* **Task requirements**
Tally the lines that include the word "What" and reply with nothing but the total.

* **Entries provided**
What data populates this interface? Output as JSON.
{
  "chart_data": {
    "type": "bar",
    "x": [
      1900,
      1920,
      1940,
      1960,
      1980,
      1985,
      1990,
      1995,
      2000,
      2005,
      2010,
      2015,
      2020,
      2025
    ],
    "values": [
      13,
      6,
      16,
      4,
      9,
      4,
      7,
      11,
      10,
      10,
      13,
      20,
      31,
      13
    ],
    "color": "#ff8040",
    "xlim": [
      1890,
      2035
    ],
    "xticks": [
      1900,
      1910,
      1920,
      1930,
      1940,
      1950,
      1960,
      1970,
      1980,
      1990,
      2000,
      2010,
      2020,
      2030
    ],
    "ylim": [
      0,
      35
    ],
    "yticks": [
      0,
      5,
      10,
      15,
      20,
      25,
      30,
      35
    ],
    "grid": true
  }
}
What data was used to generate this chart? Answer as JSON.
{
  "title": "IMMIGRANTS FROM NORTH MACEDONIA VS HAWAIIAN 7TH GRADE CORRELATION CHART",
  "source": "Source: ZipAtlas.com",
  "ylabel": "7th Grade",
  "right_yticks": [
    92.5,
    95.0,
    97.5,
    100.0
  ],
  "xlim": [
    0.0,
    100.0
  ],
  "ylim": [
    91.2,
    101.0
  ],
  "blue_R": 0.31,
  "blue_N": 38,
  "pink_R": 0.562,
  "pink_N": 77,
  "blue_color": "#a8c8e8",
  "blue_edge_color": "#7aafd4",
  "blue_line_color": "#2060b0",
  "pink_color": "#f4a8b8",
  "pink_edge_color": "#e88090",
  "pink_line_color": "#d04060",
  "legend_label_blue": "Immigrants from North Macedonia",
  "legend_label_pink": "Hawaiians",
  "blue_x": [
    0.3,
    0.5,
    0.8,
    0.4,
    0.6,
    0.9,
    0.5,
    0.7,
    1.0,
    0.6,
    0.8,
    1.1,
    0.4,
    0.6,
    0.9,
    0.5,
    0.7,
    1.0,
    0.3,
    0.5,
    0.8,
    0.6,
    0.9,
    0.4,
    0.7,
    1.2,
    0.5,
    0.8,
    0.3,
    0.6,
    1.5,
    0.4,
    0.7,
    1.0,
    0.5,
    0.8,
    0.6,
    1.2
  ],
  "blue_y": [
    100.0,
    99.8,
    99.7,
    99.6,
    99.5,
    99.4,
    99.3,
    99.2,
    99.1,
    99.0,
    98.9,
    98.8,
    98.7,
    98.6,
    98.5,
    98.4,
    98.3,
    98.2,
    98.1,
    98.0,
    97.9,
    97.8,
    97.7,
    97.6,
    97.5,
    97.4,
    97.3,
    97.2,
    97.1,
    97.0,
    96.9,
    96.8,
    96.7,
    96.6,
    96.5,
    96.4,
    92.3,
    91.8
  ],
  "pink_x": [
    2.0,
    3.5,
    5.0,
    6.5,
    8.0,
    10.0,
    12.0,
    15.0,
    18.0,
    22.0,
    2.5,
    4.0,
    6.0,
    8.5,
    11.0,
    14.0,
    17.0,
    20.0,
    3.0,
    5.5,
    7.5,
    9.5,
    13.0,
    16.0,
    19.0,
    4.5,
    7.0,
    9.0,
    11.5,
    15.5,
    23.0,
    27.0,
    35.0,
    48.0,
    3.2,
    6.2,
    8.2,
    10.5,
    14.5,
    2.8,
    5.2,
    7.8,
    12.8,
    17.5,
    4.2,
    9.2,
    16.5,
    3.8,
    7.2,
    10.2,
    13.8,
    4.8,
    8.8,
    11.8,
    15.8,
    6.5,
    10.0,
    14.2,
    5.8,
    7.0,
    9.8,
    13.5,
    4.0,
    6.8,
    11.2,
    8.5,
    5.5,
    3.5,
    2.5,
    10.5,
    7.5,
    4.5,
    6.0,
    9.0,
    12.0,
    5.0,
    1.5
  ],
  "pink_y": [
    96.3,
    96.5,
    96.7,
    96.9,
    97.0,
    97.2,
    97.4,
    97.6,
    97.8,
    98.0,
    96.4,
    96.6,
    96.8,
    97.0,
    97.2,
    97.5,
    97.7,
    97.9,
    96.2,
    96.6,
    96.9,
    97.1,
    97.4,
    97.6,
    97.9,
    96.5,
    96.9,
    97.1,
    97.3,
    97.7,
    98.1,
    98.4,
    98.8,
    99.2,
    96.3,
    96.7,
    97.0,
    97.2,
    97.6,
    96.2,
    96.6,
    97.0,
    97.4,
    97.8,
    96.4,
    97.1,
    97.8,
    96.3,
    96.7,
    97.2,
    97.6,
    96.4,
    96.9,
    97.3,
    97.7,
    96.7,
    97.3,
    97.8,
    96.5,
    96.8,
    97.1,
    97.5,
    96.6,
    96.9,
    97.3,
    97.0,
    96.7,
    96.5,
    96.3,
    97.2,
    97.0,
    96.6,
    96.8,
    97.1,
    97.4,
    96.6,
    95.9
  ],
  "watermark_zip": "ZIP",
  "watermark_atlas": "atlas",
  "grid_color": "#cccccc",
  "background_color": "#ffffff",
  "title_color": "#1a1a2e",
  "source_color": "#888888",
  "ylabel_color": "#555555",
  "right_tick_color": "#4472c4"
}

* **Full response**
2